— WORK REQUIRED —
Find every line in the records below that holds the word "packets" and copy it.

(Source records)
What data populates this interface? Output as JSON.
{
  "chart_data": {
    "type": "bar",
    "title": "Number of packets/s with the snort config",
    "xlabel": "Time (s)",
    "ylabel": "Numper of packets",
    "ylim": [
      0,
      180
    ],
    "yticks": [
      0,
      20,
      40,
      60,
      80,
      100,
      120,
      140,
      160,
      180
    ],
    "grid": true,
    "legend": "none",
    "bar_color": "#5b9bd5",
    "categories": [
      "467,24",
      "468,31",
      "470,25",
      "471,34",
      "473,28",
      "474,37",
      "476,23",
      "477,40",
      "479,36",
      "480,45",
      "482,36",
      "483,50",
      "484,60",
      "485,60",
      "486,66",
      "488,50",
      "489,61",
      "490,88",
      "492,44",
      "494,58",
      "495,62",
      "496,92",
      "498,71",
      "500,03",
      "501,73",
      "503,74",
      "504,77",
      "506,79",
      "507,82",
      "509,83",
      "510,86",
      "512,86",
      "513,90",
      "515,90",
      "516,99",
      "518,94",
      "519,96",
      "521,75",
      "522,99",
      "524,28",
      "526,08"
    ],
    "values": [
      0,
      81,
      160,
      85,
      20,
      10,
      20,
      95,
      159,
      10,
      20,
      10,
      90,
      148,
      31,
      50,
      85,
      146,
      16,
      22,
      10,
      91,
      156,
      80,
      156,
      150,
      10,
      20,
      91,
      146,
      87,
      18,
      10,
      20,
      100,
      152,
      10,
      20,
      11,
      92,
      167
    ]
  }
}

— RESPONSE FOR THIS EXERCISE —
    "title": "Number of packets/s with the snort config",
    "ylabel": "Numper of packets",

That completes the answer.